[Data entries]
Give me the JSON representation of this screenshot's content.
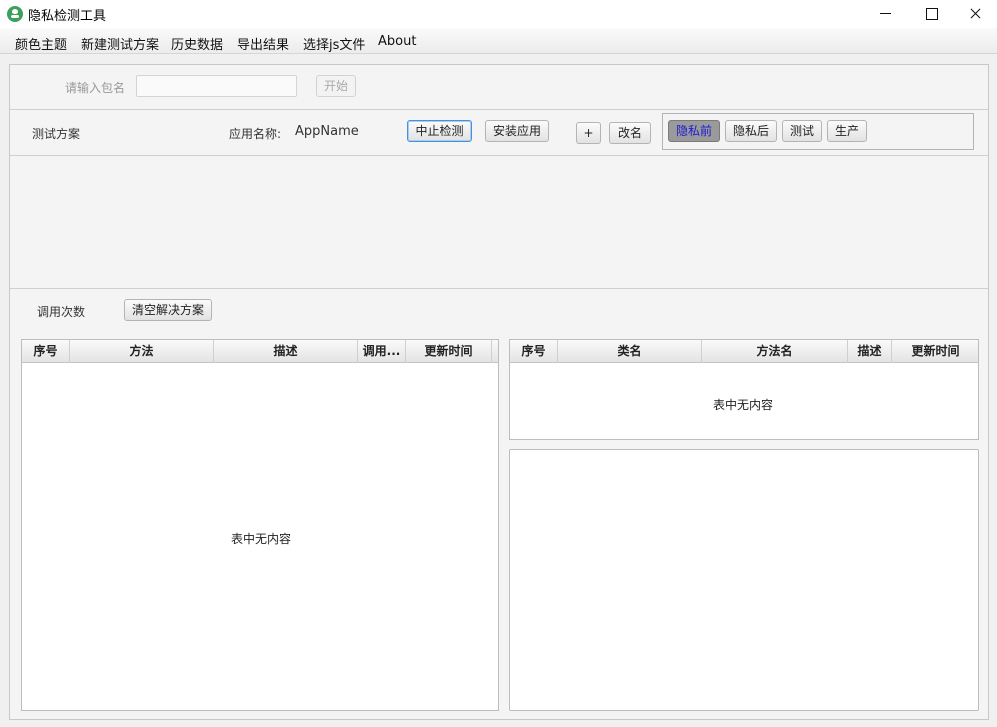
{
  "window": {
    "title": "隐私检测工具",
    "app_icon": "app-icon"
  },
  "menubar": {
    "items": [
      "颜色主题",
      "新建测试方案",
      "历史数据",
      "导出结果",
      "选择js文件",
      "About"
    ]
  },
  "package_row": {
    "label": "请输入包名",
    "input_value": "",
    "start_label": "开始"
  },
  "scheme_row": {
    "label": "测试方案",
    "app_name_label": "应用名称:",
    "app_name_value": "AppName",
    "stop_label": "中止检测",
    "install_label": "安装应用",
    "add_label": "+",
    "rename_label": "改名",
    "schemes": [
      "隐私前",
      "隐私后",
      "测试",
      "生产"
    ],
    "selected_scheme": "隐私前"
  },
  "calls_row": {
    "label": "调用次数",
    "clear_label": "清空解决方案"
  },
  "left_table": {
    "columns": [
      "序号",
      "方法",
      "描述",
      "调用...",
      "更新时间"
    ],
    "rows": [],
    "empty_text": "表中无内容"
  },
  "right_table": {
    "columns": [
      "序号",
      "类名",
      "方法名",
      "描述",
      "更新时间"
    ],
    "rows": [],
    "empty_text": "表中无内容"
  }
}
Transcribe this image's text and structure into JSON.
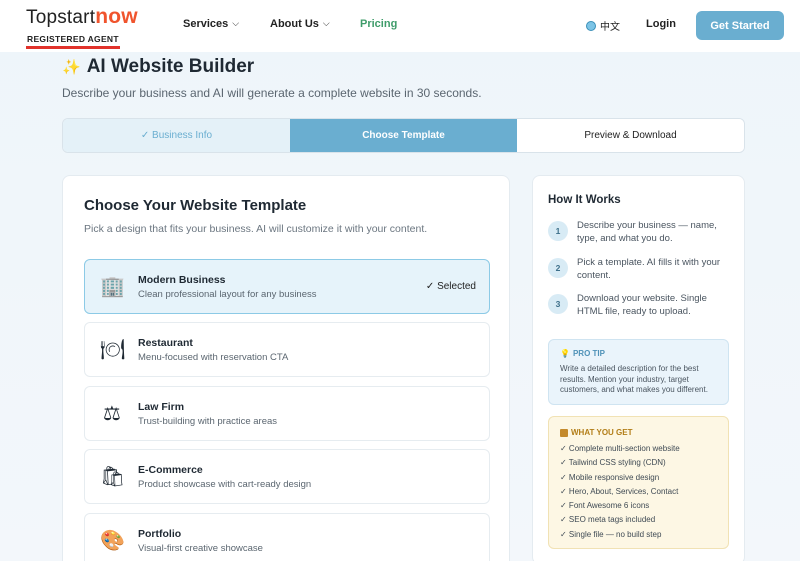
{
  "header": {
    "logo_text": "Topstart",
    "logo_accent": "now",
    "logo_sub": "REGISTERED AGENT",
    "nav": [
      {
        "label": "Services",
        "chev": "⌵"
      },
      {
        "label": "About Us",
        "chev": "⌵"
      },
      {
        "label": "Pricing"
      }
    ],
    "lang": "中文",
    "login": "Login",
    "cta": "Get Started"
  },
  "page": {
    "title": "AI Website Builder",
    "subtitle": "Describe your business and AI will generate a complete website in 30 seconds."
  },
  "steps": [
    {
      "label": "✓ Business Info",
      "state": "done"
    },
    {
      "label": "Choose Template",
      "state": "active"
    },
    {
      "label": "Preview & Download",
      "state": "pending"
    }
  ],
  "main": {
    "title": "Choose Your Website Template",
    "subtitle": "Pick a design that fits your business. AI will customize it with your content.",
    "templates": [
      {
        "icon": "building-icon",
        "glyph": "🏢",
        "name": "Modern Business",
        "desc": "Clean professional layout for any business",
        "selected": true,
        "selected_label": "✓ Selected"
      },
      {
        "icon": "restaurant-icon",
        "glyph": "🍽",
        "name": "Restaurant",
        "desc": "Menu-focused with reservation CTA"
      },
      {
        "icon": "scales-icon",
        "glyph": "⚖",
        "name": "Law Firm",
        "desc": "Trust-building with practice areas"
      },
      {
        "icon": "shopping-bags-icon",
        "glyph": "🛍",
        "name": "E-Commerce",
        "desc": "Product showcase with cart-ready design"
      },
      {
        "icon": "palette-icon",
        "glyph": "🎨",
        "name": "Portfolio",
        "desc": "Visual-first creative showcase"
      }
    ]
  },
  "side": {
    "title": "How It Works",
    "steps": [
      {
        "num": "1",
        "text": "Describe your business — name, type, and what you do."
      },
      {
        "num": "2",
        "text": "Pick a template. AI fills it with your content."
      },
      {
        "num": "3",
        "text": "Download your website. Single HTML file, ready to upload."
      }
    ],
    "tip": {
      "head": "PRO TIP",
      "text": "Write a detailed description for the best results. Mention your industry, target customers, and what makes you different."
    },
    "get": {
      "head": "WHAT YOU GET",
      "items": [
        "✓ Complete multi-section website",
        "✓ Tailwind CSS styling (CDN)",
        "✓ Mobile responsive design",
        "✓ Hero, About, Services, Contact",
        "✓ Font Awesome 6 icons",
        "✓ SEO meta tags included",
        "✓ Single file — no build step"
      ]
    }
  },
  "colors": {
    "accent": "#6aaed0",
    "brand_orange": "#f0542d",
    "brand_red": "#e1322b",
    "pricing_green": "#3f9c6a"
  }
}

### [STATED PROBLEM]
Show, from the listing above, each line that contains the word "subtitle".

### [SOLUTION FOR THIS TASK]
    "subtitle": "Describe your business and AI will generate a complete website in 30 seconds."
    "subtitle": "Pick a design that fits your business. AI will customize it with your content.",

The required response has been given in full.